The data:
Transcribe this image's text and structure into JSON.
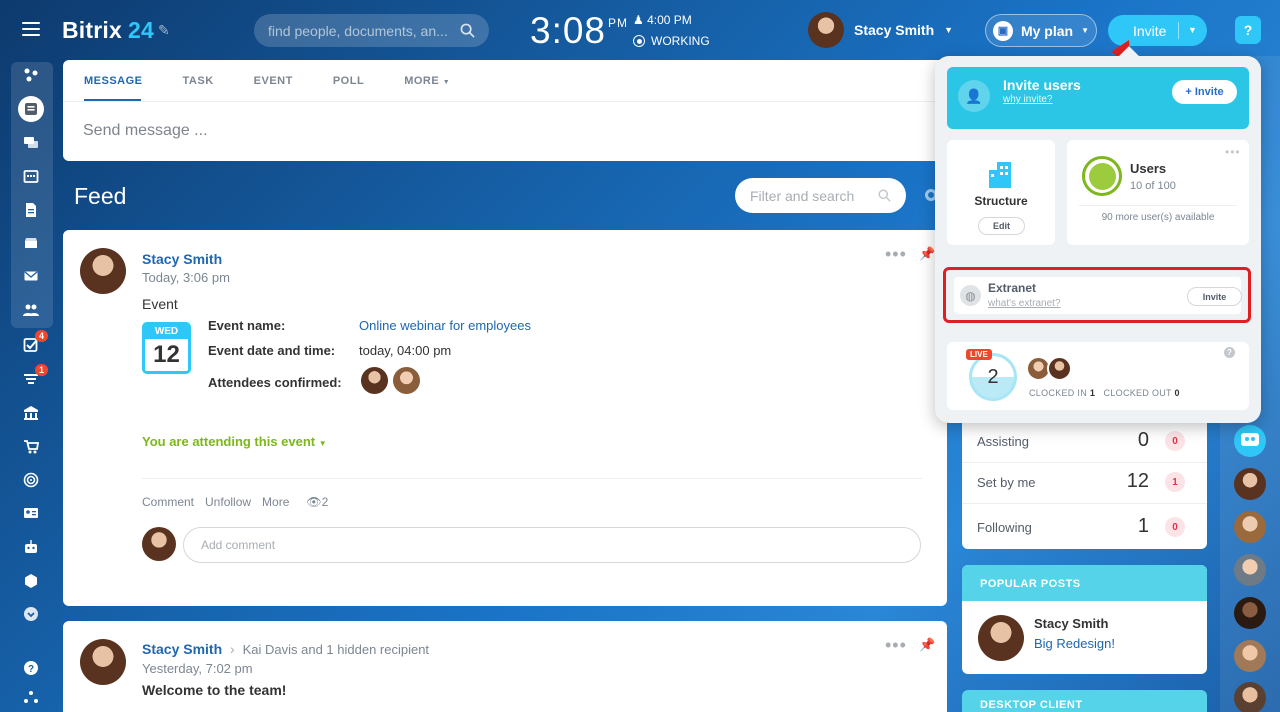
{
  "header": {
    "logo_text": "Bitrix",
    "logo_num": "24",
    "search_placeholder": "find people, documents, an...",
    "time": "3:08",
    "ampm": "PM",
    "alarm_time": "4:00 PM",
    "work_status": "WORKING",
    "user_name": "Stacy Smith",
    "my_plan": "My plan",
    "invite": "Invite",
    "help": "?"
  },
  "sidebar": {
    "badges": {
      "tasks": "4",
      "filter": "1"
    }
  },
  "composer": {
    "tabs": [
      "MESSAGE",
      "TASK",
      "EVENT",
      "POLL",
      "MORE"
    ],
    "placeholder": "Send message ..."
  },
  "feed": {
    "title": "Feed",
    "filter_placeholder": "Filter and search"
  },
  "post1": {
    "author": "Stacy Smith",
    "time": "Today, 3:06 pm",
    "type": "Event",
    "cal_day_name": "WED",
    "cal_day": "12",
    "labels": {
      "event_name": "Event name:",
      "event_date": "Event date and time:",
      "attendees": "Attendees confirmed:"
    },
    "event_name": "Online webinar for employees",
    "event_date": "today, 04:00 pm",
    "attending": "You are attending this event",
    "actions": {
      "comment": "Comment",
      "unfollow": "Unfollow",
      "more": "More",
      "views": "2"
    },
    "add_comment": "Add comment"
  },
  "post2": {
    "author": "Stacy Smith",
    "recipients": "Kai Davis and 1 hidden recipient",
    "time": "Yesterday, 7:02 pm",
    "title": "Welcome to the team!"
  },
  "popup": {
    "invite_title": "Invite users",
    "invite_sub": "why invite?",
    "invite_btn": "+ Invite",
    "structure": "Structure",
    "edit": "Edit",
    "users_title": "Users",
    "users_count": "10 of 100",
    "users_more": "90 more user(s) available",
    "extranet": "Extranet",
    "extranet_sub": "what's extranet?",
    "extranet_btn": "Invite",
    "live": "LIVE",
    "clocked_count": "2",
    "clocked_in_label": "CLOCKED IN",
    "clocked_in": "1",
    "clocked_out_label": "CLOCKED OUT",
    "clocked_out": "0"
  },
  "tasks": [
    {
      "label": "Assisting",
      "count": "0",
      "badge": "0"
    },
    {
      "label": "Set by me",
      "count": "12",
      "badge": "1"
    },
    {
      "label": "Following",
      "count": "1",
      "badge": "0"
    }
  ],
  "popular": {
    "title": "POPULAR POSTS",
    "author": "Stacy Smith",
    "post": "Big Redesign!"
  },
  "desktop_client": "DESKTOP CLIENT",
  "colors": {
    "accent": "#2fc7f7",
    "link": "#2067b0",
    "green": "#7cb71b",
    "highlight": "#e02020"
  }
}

Task to complete: Repeat the material exactly as it reads, without any of its pictures.

Task response:
Transcribe this image's text and structure into JSON.
{
  "header": {
    "logo_text": "Bitrix",
    "logo_num": "24",
    "search_placeholder": "find people, documents, an...",
    "time": "3:08",
    "ampm": "PM",
    "alarm_time": "4:00 PM",
    "work_status": "WORKING",
    "user_name": "Stacy Smith",
    "my_plan": "My plan",
    "invite": "Invite",
    "help": "?"
  },
  "sidebar": {
    "badges": {
      "tasks": "4",
      "filter": "1"
    }
  },
  "composer": {
    "tabs": [
      "MESSAGE",
      "TASK",
      "EVENT",
      "POLL",
      "MORE"
    ],
    "placeholder": "Send message ..."
  },
  "feed": {
    "title": "Feed",
    "filter_placeholder": "Filter and search"
  },
  "post1": {
    "author": "Stacy Smith",
    "time": "Today, 3:06 pm",
    "type": "Event",
    "cal_day_name": "WED",
    "cal_day": "12",
    "labels": {
      "event_name": "Event name:",
      "event_date": "Event date and time:",
      "attendees": "Attendees confirmed:"
    },
    "event_name": "Online webinar for employees",
    "event_date": "today, 04:00 pm",
    "attending": "You are attending this event",
    "actions": {
      "comment": "Comment",
      "unfollow": "Unfollow",
      "more": "More",
      "views": "2"
    },
    "add_comment": "Add comment"
  },
  "post2": {
    "author": "Stacy Smith",
    "recipients": "Kai Davis and 1 hidden recipient",
    "time": "Yesterday, 7:02 pm",
    "title": "Welcome to the team!"
  },
  "popup": {
    "invite_title": "Invite users",
    "invite_sub": "why invite?",
    "invite_btn": "+ Invite",
    "structure": "Structure",
    "edit": "Edit",
    "users_title": "Users",
    "users_count": "10 of 100",
    "users_more": "90 more user(s) available",
    "extranet": "Extranet",
    "extranet_sub": "what's extranet?",
    "extranet_btn": "Invite",
    "live": "LIVE",
    "clocked_count": "2",
    "clocked_in_label": "CLOCKED IN",
    "clocked_in": "1",
    "clocked_out_label": "CLOCKED OUT",
    "clocked_out": "0"
  },
  "tasks": [
    {
      "label": "Assisting",
      "count": "0",
      "badge": "0"
    },
    {
      "label": "Set by me",
      "count": "12",
      "badge": "1"
    },
    {
      "label": "Following",
      "count": "1",
      "badge": "0"
    }
  ],
  "popular": {
    "title": "POPULAR POSTS",
    "author": "Stacy Smith",
    "post": "Big Redesign!"
  },
  "desktop_client": "DESKTOP CLIENT",
  "colors": {
    "accent": "#2fc7f7",
    "link": "#2067b0",
    "green": "#7cb71b",
    "highlight": "#e02020"
  }
}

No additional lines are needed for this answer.